• Requirements
Your job is to retype all of the data word for word, leaving every image out.

Dataset entries
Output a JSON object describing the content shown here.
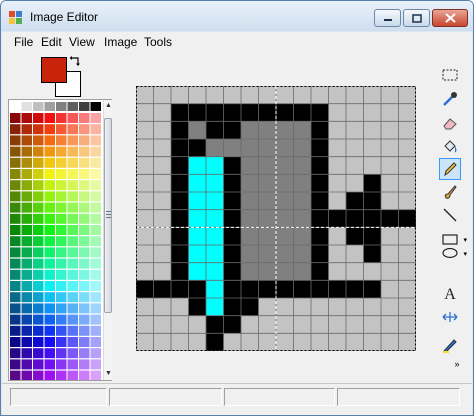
{
  "window": {
    "title": "Image Editor",
    "controls": [
      "minimize",
      "maximize",
      "close"
    ]
  },
  "menu": {
    "items": [
      "File",
      "Edit",
      "View",
      "Image",
      "Tools"
    ]
  },
  "colors": {
    "foreground": "#c8240b",
    "background": "#ffffff",
    "swap_icon": "swap-arrows-icon"
  },
  "toolbar": {
    "tools": [
      {
        "name": "rectangle-select-icon"
      },
      {
        "name": "color-picker-icon"
      },
      {
        "name": "eraser-icon"
      },
      {
        "name": "fill-bucket-icon"
      },
      {
        "name": "pencil-icon",
        "selected": true
      },
      {
        "name": "brush-icon"
      },
      {
        "name": "line-icon"
      },
      {
        "name": "rectangle-icon"
      },
      {
        "name": "ellipse-icon"
      },
      {
        "name": "text-icon"
      },
      {
        "name": "move-icon"
      },
      {
        "name": "highlighter-icon"
      }
    ]
  },
  "canvas": {
    "columns": 16,
    "rows": 15,
    "grid_color": "#6a6a6a",
    "pixels": [
      "................",
      "..kkkkkkkkk.....",
      "..kGkkGGGGk.....",
      "..kkGGGGGGk.....",
      "..kCCkGGGGk.....",
      "..kCCkGGGGk..k..",
      "..kCCkGGGGk.kk..",
      "..kCCkGGGGkkkkkk",
      "..kCCkGGGGk.kk..",
      "..kCCkGGGGk..k..",
      "..kCCkGGGGk.....",
      "kkkkCkkkkkkkkk..",
      "...kCkk.........",
      "....kk..........",
      "....k..........."
    ],
    "palette": {
      ".": "#c3c3c3",
      "k": "#000000",
      "G": "#808080",
      "C": "#00ffff"
    }
  },
  "status": {
    "panels": [
      "",
      "",
      "",
      ""
    ]
  }
}
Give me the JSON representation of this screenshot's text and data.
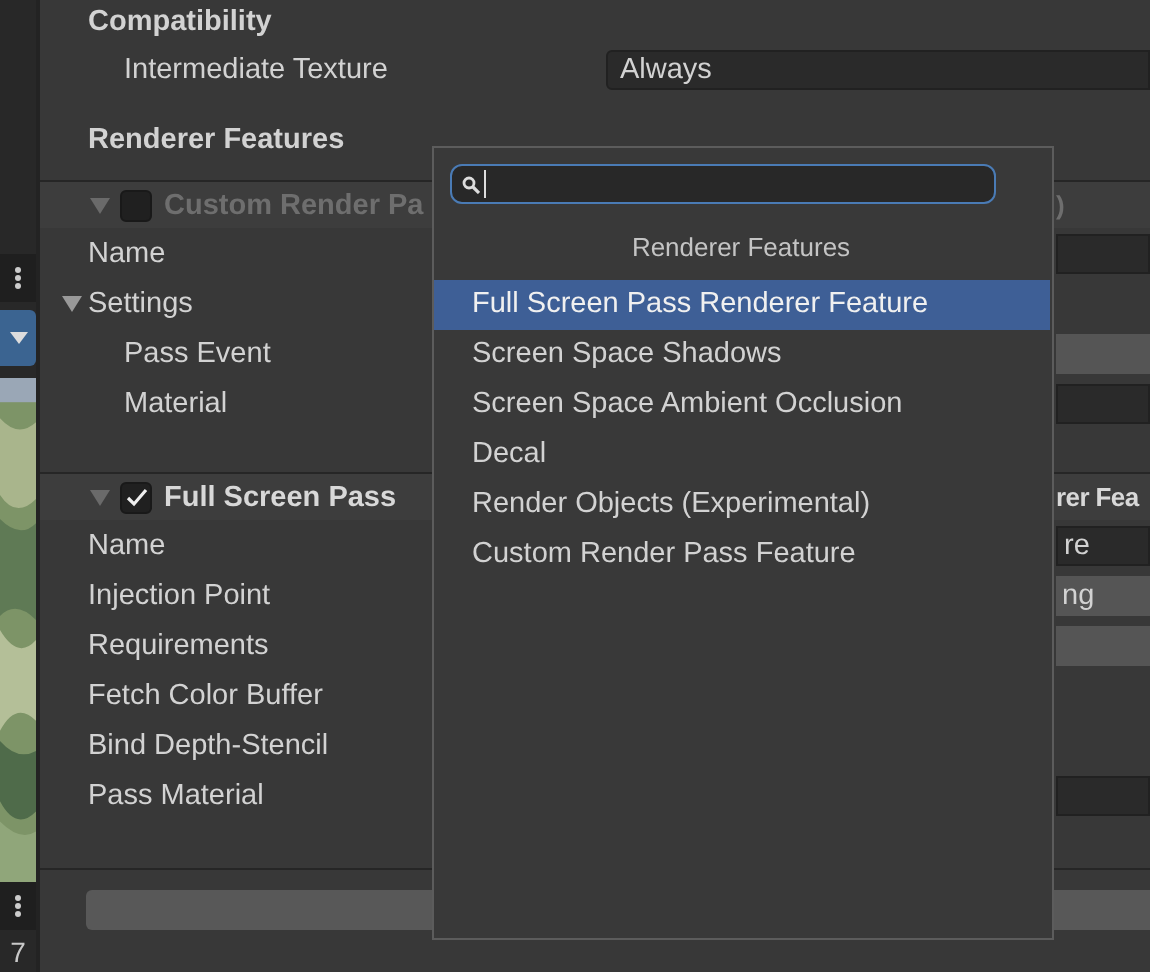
{
  "side_panel": {
    "footer_text": "7"
  },
  "compatibility": {
    "title": "Compatibility",
    "intermediate_texture": {
      "label": "Intermediate Texture",
      "value": "Always"
    }
  },
  "renderer_features": {
    "title": "Renderer Features",
    "features": [
      {
        "name": "Custom Render Pa",
        "name_tail": ")",
        "checked": false,
        "expanded": true,
        "properties": [
          {
            "label": "Name",
            "kind": "text"
          },
          {
            "label": "Settings",
            "kind": "group",
            "expanded": true,
            "children": [
              {
                "label": "Pass Event",
                "kind": "dropdown"
              },
              {
                "label": "Material",
                "kind": "object"
              }
            ]
          }
        ]
      },
      {
        "name": "Full Screen Pass",
        "name_tail": "rer Fea",
        "checked": true,
        "expanded": true,
        "properties": [
          {
            "label": "Name",
            "kind": "text",
            "value": "re"
          },
          {
            "label": "Injection Point",
            "kind": "dropdown",
            "value": "ng"
          },
          {
            "label": "Requirements",
            "kind": "dropdown"
          },
          {
            "label": "Fetch Color Buffer",
            "kind": "toggle"
          },
          {
            "label": "Bind Depth-Stencil",
            "kind": "toggle"
          },
          {
            "label": "Pass Material",
            "kind": "object"
          }
        ]
      }
    ]
  },
  "popup": {
    "title": "Renderer Features",
    "items": [
      {
        "label": "Full Screen Pass Renderer Feature",
        "selected": true
      },
      {
        "label": "Screen Space Shadows",
        "selected": false
      },
      {
        "label": "Screen Space Ambient Occlusion",
        "selected": false
      },
      {
        "label": "Decal",
        "selected": false
      },
      {
        "label": "Render Objects (Experimental)",
        "selected": false
      },
      {
        "label": "Custom Render Pass Feature",
        "selected": false
      }
    ]
  }
}
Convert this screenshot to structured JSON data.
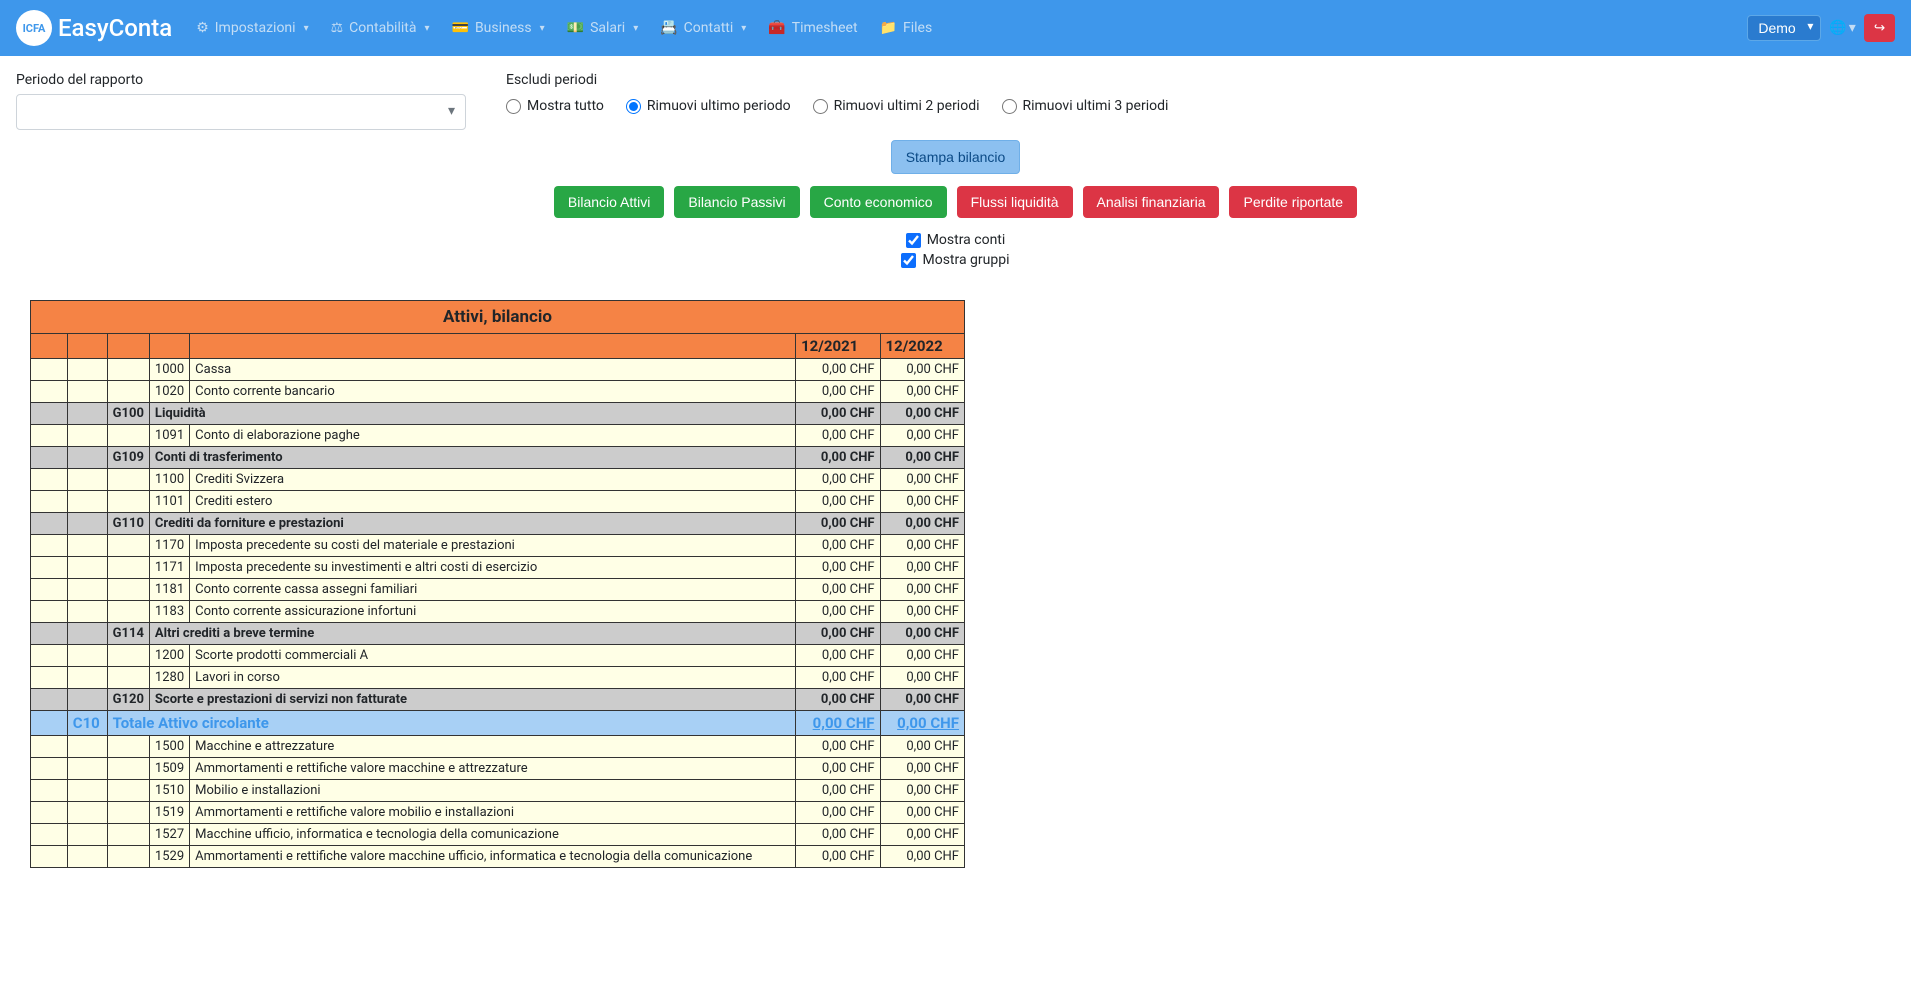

• Result of the exercise
Output a JSON object describing the content shown here.
{
  "window": {
    "title": "Image Editor",
    "controls": [
      "minimize",
      "maximize",
      "close"
    ]
  },
  "menu": {
    "items": [
      "File",
      "Edit",
      "View",
      "Image",
      "Tools"
    ]
  },
  "colors": {
    "foreground": "#c8240b",
    "background": "#ffffff",
    "swap_icon": "swap-arrows-icon"
  },
  "toolbar": {
    "tools": [
      {
        "name": "rectangle-select-icon"
      },
      {
        "name": "color-picker-icon"
      },
      {
        "name": "eraser-icon"
      },
      {
        "name": "fill-bucket-icon"
      },
      {
        "name": "pencil-icon",
        "selected": true
      },
      {
        "name": "brush-icon"
      },
      {
        "name": "line-icon"
      },
      {
        "name": "rectangle-icon"
      },
      {
        "name": "ellipse-icon"
      },
      {
        "name": "text-icon"
      },
      {
        "name": "move-icon"
      },
      {
        "name": "highlighter-icon"
      }
    ]
  },
  "canvas": {
    "columns": 16,
    "rows": 15,
    "grid_color": "#6a6a6a",
    "pixels": [
      "................",
      "..kkkkkkkkk.....",
      "..kGkkGGGGk.....",
      "..kkGGGGGGk.....",
      "..kCCkGGGGk.....",
      "..kCCkGGGGk..k..",
      "..kCCkGGGGk.kk..",
      "..kCCkGGGGkkkkkk",
      "..kCCkGGGGk.kk..",
      "..kCCkGGGGk..k..",
      "..kCCkGGGGk.....",
      "kkkkCkkkkkkkkk..",
      "...kCkk.........",
      "....kk..........",
      "....k..........."
    ],
    "palette": {
      ".": "#c3c3c3",
      "k": "#000000",
      "G": "#808080",
      "C": "#00ffff"
    }
  },
  "status": {
    "panels": [
      "",
      "",
      "",
      ""
    ]
  }
}
Give me the JSON representation of this screenshot's text and data.
{
  "side_panel": {
    "footer_text": "7"
  },
  "compatibility": {
    "title": "Compatibility",
    "intermediate_texture": {
      "label": "Intermediate Texture",
      "value": "Always"
    }
  },
  "renderer_features": {
    "title": "Renderer Features",
    "features": [
      {
        "name": "Custom Render Pa",
        "name_tail": ")",
        "checked": false,
        "expanded": true,
        "properties": [
          {
            "label": "Name",
            "kind": "text"
          },
          {
            "label": "Settings",
            "kind": "group",
            "expanded": true,
            "children": [
              {
                "label": "Pass Event",
                "kind": "dropdown"
              },
              {
                "label": "Material",
                "kind": "object"
              }
            ]
          }
        ]
      },
      {
        "name": "Full Screen Pass",
        "name_tail": "rer Fea",
        "checked": true,
        "expanded": true,
        "properties": [
          {
            "label": "Name",
            "kind": "text",
            "value": "re"
          },
          {
            "label": "Injection Point",
            "kind": "dropdown",
            "value": "ng"
          },
          {
            "label": "Requirements",
            "kind": "dropdown"
          },
          {
            "label": "Fetch Color Buffer",
            "kind": "toggle"
          },
          {
            "label": "Bind Depth-Stencil",
            "kind": "toggle"
          },
          {
            "label": "Pass Material",
            "kind": "object"
          }
        ]
      }
    ]
  },
  "popup": {
    "title": "Renderer Features",
    "items": [
      {
        "label": "Full Screen Pass Renderer Feature",
        "selected": true
      },
      {
        "label": "Screen Space Shadows",
        "selected": false
      },
      {
        "label": "Screen Space Ambient Occlusion",
        "selected": false
      },
      {
        "label": "Decal",
        "selected": false
      },
      {
        "label": "Render Objects (Experimental)",
        "selected": false
      },
      {
        "label": "Custom Render Pass Feature",
        "selected": false
      }
    ]
  }
}
Convert this screenshot to structured JSON data.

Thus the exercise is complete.